Problem to solve
Review the material line by line. Identify and copy every line that contains the string "name".

Figure record extracts:
-------------------------

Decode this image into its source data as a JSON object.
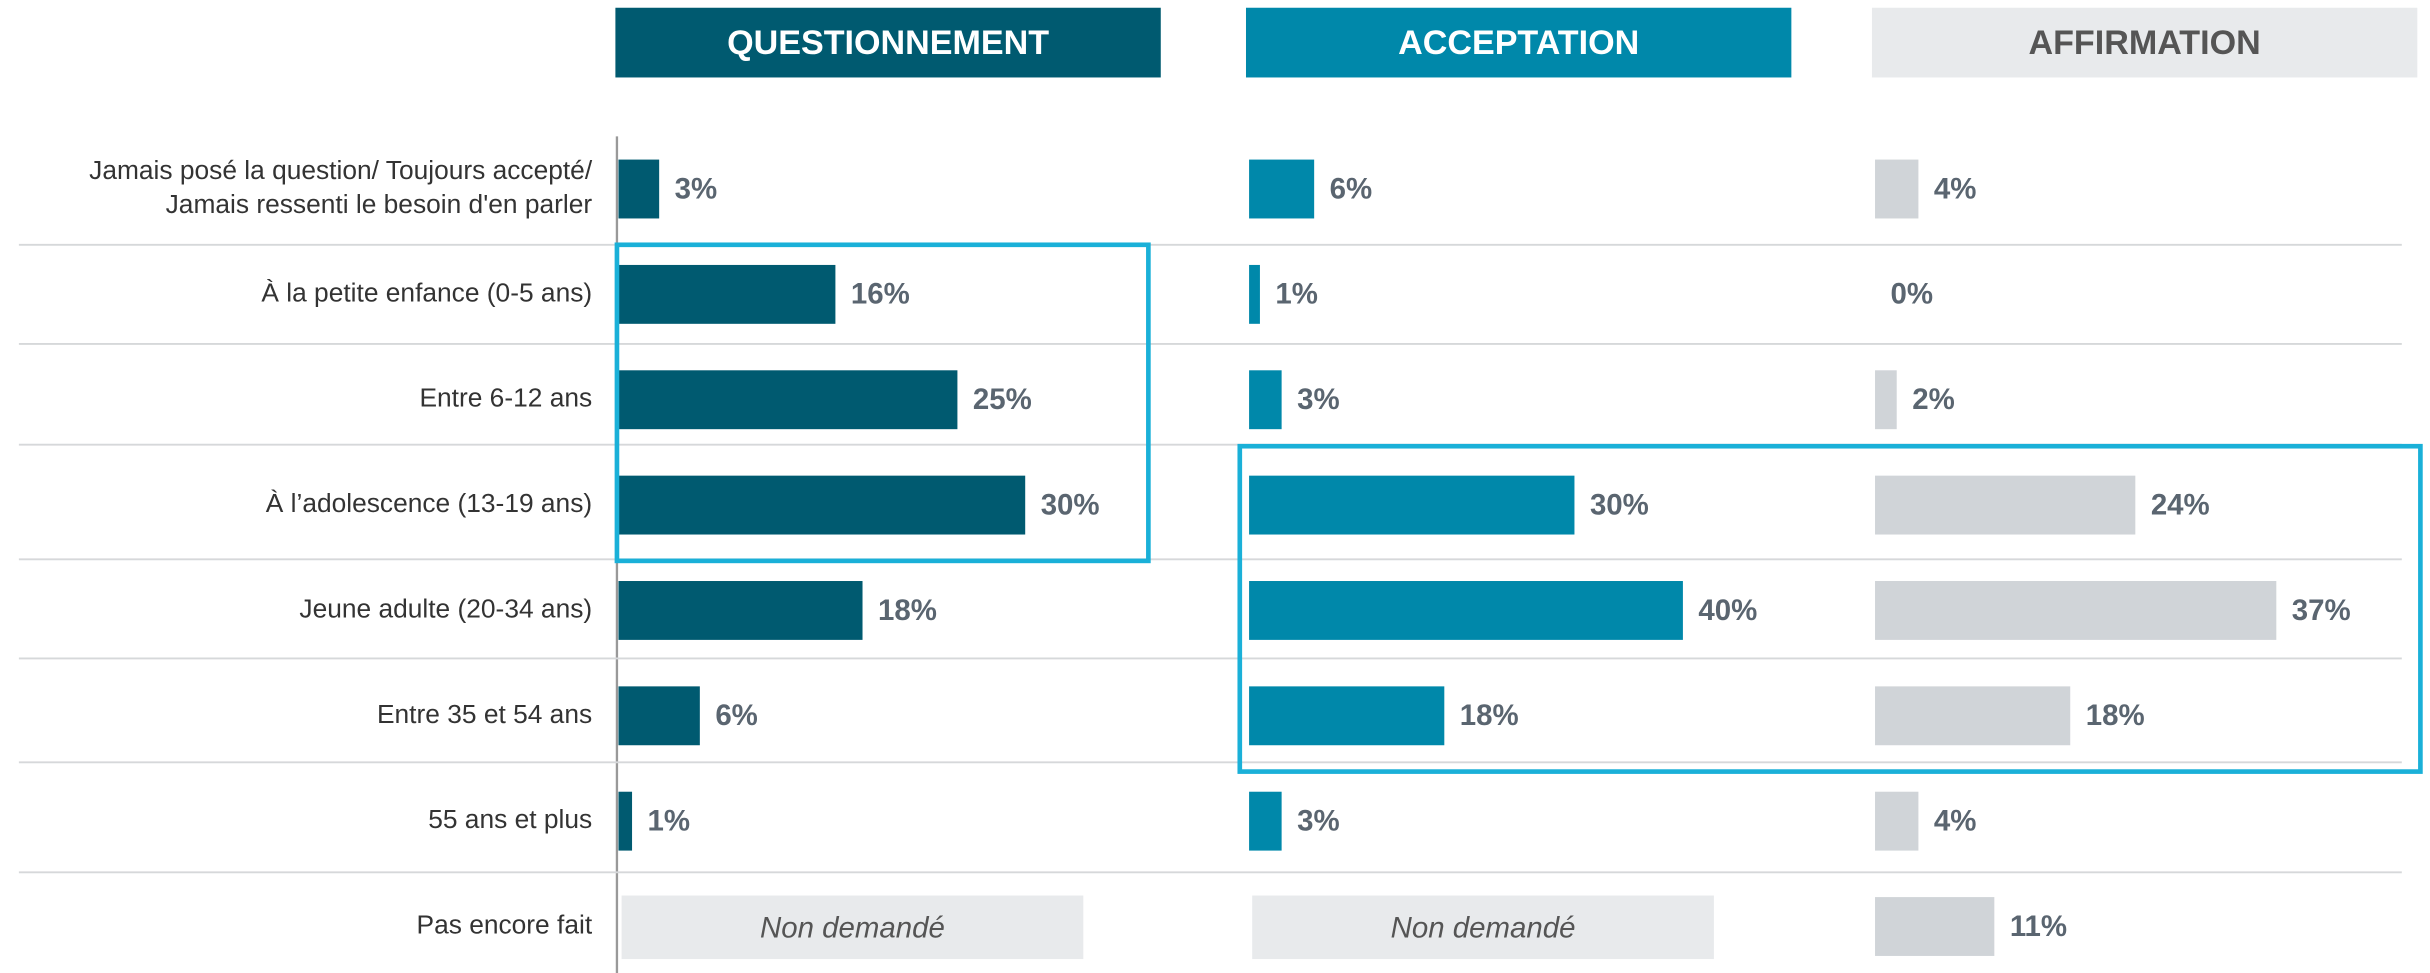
{
  "chart_data": {
    "type": "bar",
    "orientation": "horizontal",
    "categories": [
      "Jamais posé la question/ Toujours accepté/\nJamais ressenti le besoin d'en parler",
      "À la petite enfance (0-5 ans)",
      "Entre 6-12 ans",
      "À l’adolescence (13-19 ans)",
      "Jeune adulte (20-34 ans)",
      "Entre 35 et 54 ans",
      "55 ans et plus",
      "Pas encore fait"
    ],
    "series": [
      {
        "name": "QUESTIONNEMENT",
        "color": "#005a70",
        "header_text_color": "#ffffff",
        "xlim": [
          0,
          40
        ],
        "values": [
          3,
          16,
          25,
          30,
          18,
          6,
          1,
          null
        ],
        "value_labels": [
          "3%",
          "16%",
          "25%",
          "30%",
          "18%",
          "6%",
          "1%",
          "Non demandé"
        ]
      },
      {
        "name": "ACCEPTATION",
        "color": "#0088aa",
        "header_text_color": "#ffffff",
        "xlim": [
          0,
          50
        ],
        "values": [
          6,
          1,
          3,
          30,
          40,
          18,
          3,
          null
        ],
        "value_labels": [
          "6%",
          "1%",
          "3%",
          "30%",
          "40%",
          "18%",
          "3%",
          "Non demandé"
        ]
      },
      {
        "name": "AFFIRMATION",
        "color": "#d0d4d8",
        "header_color": "#e8eaec",
        "header_text_color": "#555555",
        "xlim": [
          0,
          50
        ],
        "values": [
          4,
          0,
          2,
          24,
          37,
          18,
          4,
          11
        ],
        "value_labels": [
          "4%",
          "0%",
          "2%",
          "24%",
          "37%",
          "18%",
          "4%",
          "11%"
        ]
      }
    ]
  }
}
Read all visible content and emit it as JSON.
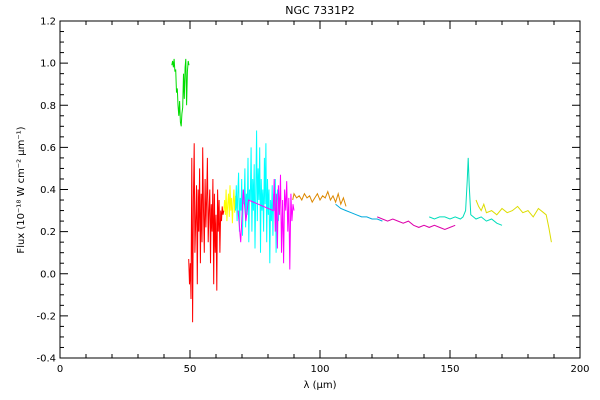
{
  "chart_data": {
    "type": "line",
    "title": "NGC 7331P2",
    "xlabel": "λ (μm)",
    "ylabel": "Flux (10⁻¹⁸ W cm⁻² μm⁻¹)",
    "xlim": [
      0,
      200
    ],
    "ylim": [
      -0.4,
      1.2
    ],
    "x_ticks": [
      0,
      50,
      100,
      150,
      200
    ],
    "y_ticks": [
      -0.4,
      -0.2,
      0.0,
      0.2,
      0.4,
      0.6,
      0.8,
      1.0,
      1.2
    ],
    "x_tick_labels": [
      "0",
      "50",
      "100",
      "150",
      "200"
    ],
    "y_tick_labels": [
      "-0.4",
      "-0.2",
      "0.0",
      "0.2",
      "0.4",
      "0.6",
      "0.8",
      "1.0",
      "1.2"
    ],
    "grid": false,
    "series": [
      {
        "color": "#00dd00",
        "x": [
          43.0,
          43.3,
          43.6,
          43.9,
          44.2,
          44.5,
          44.8,
          45.1,
          45.4,
          45.7,
          46.0,
          46.3,
          46.6,
          46.9,
          47.2,
          47.5,
          47.8,
          48.1,
          48.4,
          48.7,
          49.0,
          49.3,
          49.6
        ],
        "y": [
          0.99,
          1.01,
          0.98,
          1.02,
          0.96,
          0.97,
          0.86,
          0.88,
          0.8,
          0.75,
          0.82,
          0.72,
          0.7,
          0.76,
          0.79,
          0.95,
          0.83,
          0.98,
          1.02,
          0.8,
          0.96,
          1.01,
          0.99
        ]
      },
      {
        "color": "#ff0000",
        "x": [
          49.5,
          49.8,
          50.1,
          50.4,
          50.7,
          51.0,
          51.3,
          51.6,
          51.9,
          52.2,
          52.5,
          52.8,
          53.1,
          53.4,
          53.7,
          54.0,
          54.3,
          54.6,
          54.9,
          55.2,
          55.5,
          55.8,
          56.1,
          56.4,
          56.7,
          57.0,
          57.3,
          57.6,
          57.9,
          58.2,
          58.5,
          58.8,
          59.1,
          59.4,
          59.7,
          60.0,
          60.3,
          60.6,
          60.9,
          61.2,
          61.5,
          61.8,
          62.1,
          62.4,
          62.7,
          63.0
        ],
        "y": [
          0.07,
          -0.05,
          0.05,
          -0.12,
          0.55,
          -0.23,
          0.35,
          0.62,
          0.1,
          0.25,
          0.42,
          -0.05,
          0.4,
          0.2,
          0.5,
          0.05,
          0.38,
          0.15,
          0.6,
          0.3,
          0.1,
          0.45,
          0.22,
          0.35,
          0.55,
          0.15,
          0.3,
          0.4,
          0.05,
          0.33,
          0.2,
          0.45,
          -0.05,
          0.38,
          0.1,
          0.28,
          -0.08,
          0.4,
          0.2,
          0.35,
          0.1,
          0.3,
          0.25,
          0.32,
          0.28,
          0.3
        ]
      },
      {
        "color": "#ffff00",
        "x": [
          63.0,
          63.3,
          63.6,
          63.9,
          64.2,
          64.5,
          64.8,
          65.1,
          65.4,
          65.7,
          66.0,
          66.3,
          66.6,
          66.9,
          67.2,
          67.5,
          67.8,
          68.1
        ],
        "y": [
          0.3,
          0.35,
          0.28,
          0.4,
          0.25,
          0.33,
          0.38,
          0.27,
          0.42,
          0.3,
          0.36,
          0.24,
          0.34,
          0.4,
          0.29,
          0.37,
          0.31,
          0.35
        ]
      },
      {
        "color": "#00ffff",
        "x": [
          67.5,
          67.8,
          68.1,
          68.4,
          68.7,
          69.0,
          69.3,
          69.6,
          69.9,
          70.2,
          70.5,
          70.8,
          71.1,
          71.4,
          71.7,
          72.0,
          72.3,
          72.6,
          72.9,
          73.2,
          73.5,
          73.8,
          74.1,
          74.4,
          74.7,
          75.0,
          75.3,
          75.6,
          75.9,
          76.2,
          76.5,
          76.8,
          77.1,
          77.4,
          77.7,
          78.0,
          78.3,
          78.6,
          78.9,
          79.2,
          79.5,
          79.8,
          80.1,
          80.4,
          80.7,
          81.0,
          81.3,
          81.6,
          81.9,
          82.2,
          82.5,
          82.8,
          83.1,
          83.4,
          83.7,
          84.0,
          84.3
        ],
        "y": [
          0.3,
          0.42,
          0.25,
          0.38,
          0.48,
          0.2,
          0.36,
          0.3,
          0.45,
          0.18,
          0.4,
          0.33,
          0.5,
          0.22,
          0.38,
          0.28,
          0.55,
          0.15,
          0.4,
          0.35,
          0.6,
          0.2,
          0.45,
          0.3,
          0.52,
          0.12,
          0.4,
          0.68,
          0.25,
          0.5,
          0.35,
          0.6,
          0.1,
          0.45,
          0.3,
          0.4,
          0.2,
          0.55,
          0.33,
          0.62,
          0.15,
          0.45,
          0.28,
          0.4,
          0.05,
          0.35,
          0.25,
          0.42,
          0.18,
          0.38,
          0.3,
          0.45,
          0.1,
          0.35,
          0.4,
          0.25,
          0.33
        ]
      },
      {
        "color": "#ff00ff",
        "x": [
          68.5,
          69.5,
          70.5,
          71.5,
          72.5,
          82.0,
          82.4,
          82.8,
          83.2,
          83.6,
          84.0,
          84.4,
          84.8,
          85.2,
          85.6,
          86.0,
          86.4,
          86.8,
          87.2,
          87.6,
          88.0,
          88.4,
          88.8,
          89.2,
          89.6,
          90.0
        ],
        "y": [
          0.3,
          0.15,
          0.4,
          0.25,
          0.35,
          0.3,
          0.45,
          0.2,
          0.38,
          0.12,
          0.42,
          0.28,
          0.47,
          0.1,
          0.35,
          0.05,
          0.4,
          0.3,
          0.44,
          0.2,
          0.36,
          0.02,
          0.38,
          0.25,
          0.33,
          0.3
        ]
      },
      {
        "color": "#dd8800",
        "x": [
          89.5,
          90.0,
          91.0,
          92.0,
          93.0,
          94.0,
          95.0,
          96.0,
          97.0,
          98.0,
          99.0,
          100.0,
          101.0,
          102.0,
          103.0,
          104.0,
          105.0,
          106.0,
          107.0,
          108.0,
          109.0,
          110.0
        ],
        "y": [
          0.35,
          0.38,
          0.36,
          0.37,
          0.35,
          0.38,
          0.36,
          0.37,
          0.34,
          0.36,
          0.38,
          0.35,
          0.37,
          0.36,
          0.39,
          0.35,
          0.37,
          0.34,
          0.38,
          0.33,
          0.36,
          0.32
        ]
      },
      {
        "color": "#00aadd",
        "x": [
          106.0,
          108.0,
          110.0,
          112.0,
          114.0,
          116.0,
          118.0,
          120.0,
          122.0,
          124.0
        ],
        "y": [
          0.33,
          0.31,
          0.3,
          0.29,
          0.28,
          0.27,
          0.27,
          0.26,
          0.26,
          0.25
        ]
      },
      {
        "color": "#dd00aa",
        "x": [
          122.0,
          124.0,
          126.0,
          128.0,
          130.0,
          132.0,
          134.0,
          136.0,
          138.0,
          140.0,
          142.0,
          144.0,
          146.0,
          148.0,
          150.0,
          152.0
        ],
        "y": [
          0.27,
          0.26,
          0.25,
          0.26,
          0.25,
          0.24,
          0.25,
          0.23,
          0.22,
          0.23,
          0.22,
          0.23,
          0.22,
          0.21,
          0.22,
          0.23
        ]
      },
      {
        "color": "#00ddbb",
        "x": [
          142.0,
          144.0,
          146.0,
          148.0,
          150.0,
          152.0,
          154.0,
          155.0,
          156.0,
          156.6,
          157.0,
          157.4,
          158.0,
          159.0,
          160.0,
          162.0,
          164.0,
          166.0,
          168.0,
          170.0
        ],
        "y": [
          0.27,
          0.26,
          0.27,
          0.27,
          0.26,
          0.27,
          0.26,
          0.27,
          0.3,
          0.44,
          0.55,
          0.42,
          0.28,
          0.27,
          0.26,
          0.27,
          0.25,
          0.26,
          0.24,
          0.23
        ]
      },
      {
        "color": "#dddd00",
        "x": [
          160.0,
          161.0,
          162.0,
          163.0,
          164.0,
          166.0,
          168.0,
          170.0,
          172.0,
          174.0,
          176.0,
          178.0,
          180.0,
          182.0,
          184.0,
          186.0,
          187.0,
          188.0,
          189.0
        ],
        "y": [
          0.35,
          0.32,
          0.3,
          0.33,
          0.29,
          0.3,
          0.28,
          0.31,
          0.29,
          0.3,
          0.32,
          0.29,
          0.3,
          0.27,
          0.31,
          0.29,
          0.28,
          0.22,
          0.15
        ]
      }
    ]
  }
}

-------------------------

Written solution
        "name": "QUESTIONNEMENT",
        "name": "ACCEPTATION",
        "name": "AFFIRMATION",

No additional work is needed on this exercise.